(Figure record extracts)
>> BEGIN

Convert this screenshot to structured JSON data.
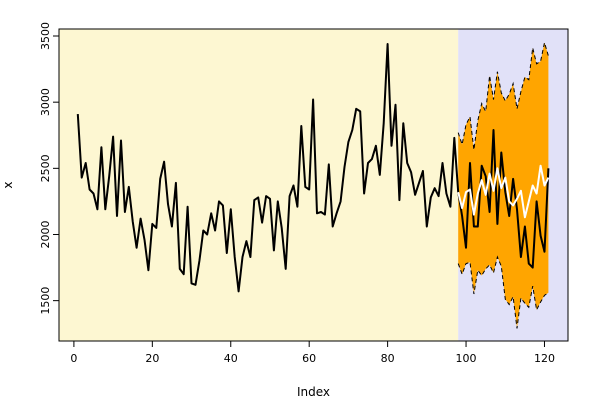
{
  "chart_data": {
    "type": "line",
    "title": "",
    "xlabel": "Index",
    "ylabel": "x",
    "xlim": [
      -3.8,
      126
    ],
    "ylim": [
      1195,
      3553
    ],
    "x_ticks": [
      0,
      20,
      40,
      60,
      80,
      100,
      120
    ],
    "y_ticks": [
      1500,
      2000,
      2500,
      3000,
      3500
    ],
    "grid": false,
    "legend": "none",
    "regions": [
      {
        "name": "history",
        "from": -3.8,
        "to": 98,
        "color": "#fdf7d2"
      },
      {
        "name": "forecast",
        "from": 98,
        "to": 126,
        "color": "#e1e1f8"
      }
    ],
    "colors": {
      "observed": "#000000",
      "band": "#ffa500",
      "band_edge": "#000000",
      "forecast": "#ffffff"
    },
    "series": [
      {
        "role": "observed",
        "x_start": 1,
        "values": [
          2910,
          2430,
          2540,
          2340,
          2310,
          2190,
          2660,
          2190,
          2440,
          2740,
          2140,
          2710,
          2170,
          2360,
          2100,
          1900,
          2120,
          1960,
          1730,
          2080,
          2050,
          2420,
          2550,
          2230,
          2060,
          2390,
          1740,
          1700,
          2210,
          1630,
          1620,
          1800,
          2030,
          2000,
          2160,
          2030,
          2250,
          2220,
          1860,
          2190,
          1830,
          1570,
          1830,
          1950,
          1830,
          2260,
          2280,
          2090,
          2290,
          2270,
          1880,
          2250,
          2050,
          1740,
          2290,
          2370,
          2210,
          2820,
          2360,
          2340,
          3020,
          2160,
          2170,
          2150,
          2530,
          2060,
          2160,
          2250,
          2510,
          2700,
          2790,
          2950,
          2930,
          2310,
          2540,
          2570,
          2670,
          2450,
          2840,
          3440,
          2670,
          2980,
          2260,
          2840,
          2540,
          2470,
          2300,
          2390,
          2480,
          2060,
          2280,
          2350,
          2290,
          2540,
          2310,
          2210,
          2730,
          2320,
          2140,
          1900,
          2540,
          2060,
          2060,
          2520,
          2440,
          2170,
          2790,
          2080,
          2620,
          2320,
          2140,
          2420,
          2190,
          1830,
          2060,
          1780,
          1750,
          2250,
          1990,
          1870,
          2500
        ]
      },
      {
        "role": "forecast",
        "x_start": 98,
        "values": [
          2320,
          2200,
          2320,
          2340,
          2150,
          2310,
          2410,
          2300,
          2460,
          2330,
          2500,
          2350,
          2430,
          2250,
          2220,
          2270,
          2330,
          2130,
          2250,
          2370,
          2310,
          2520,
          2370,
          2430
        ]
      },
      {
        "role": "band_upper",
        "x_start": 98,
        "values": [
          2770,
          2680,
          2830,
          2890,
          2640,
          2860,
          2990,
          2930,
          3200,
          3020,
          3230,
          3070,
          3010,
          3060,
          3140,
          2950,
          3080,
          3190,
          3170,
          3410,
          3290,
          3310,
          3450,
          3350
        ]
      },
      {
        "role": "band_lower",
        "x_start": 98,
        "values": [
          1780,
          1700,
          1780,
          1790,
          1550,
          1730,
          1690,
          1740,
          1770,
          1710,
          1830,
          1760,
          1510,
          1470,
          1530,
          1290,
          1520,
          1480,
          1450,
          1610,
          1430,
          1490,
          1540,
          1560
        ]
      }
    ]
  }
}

>> END

What is required: Supply the count of lines in the entries that contain the word "forecast", and nothing besides.

The response: 3